▸ Instructions for the task: Find the string "mmol" in the records. Copy every line it appears in.
[BEGIN Input]
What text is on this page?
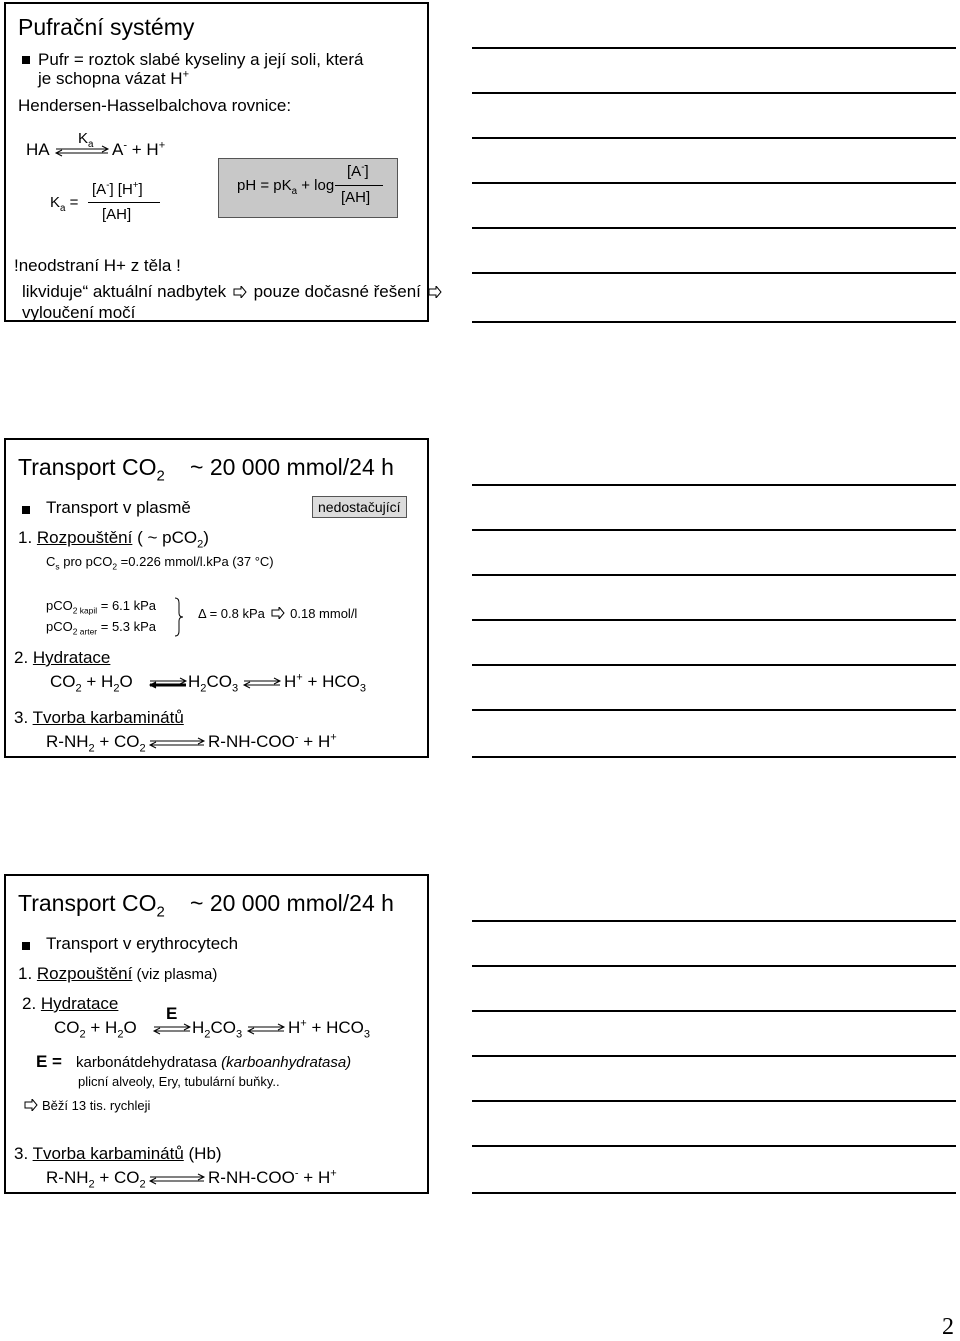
Pufrační systémy
Pufr = roztok slabé kyseliny a její soli, která
je schopna vázat H+
Hendersen-Hasselbalchova rovnice:
HA
$K_a$ ⇌ A- + H+
$K_a$ =
[A-] [H+]
[AH]
pH = $pK_a + \log$
[A-]
[AH]
!neodstraní H+ z těla !
likviduje“ aktuální nadbytek pouze dočasné řešení
vyloučení močí
Transport $CO_2$ ~ 20 000 mmol/24 h
Transport v plasmě	nedostačující
1. Rozpouštění ( ~ pCO$_2$)
$C_s$ pro pCO$_2$ =0.226 mmol/l.kPa (37 °C)
pCO$_{2 kapil}$ = 6.1 kPa
pCO$_{2 arter}$ = 5.3 kPa
Δ = 0.8 kPa 0.18 mmol/l
2. Hydratace
$CO_2 + H_2O$ ⇌ $H_2CO_3$ ⇌ $H^+ + HCO_3$
3. Tvorba karbaminátů
$R-NH_2 + CO_2$ ⇌ R-NH-COO- + H+
Transport $CO_2$ ~ 20 000 mmol/24 h
Transport v erythrocytech
1. Rozpouštění (viz plasma)
2. Hydratace
E
$CO_2 + H_2O$ ⇌ $H_2CO_3$ ⇌ $H^+ + HCO_3$
E = karbonátdehydratasa (karboanhydratasa)
plicní alveoly, Ery, tubulární buňky..
Běží 13 tis. rychleji
3. Tvorba karbaminátů (Hb)
$R-NH_2 + CO_2$ ⇌ R-NH-COO- + H+
2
[END Input]
▸ Solution to the exercise:
Transport $CO_2$ ~ 20 000 mmol/24 h
$C_s$ pro pCO$_2$ =0.226 mmol/l.kPa (37 °C)
Δ = 0.8 kPa 0.18 mmol/l
Transport $CO_2$ ~ 20 000 mmol/24 h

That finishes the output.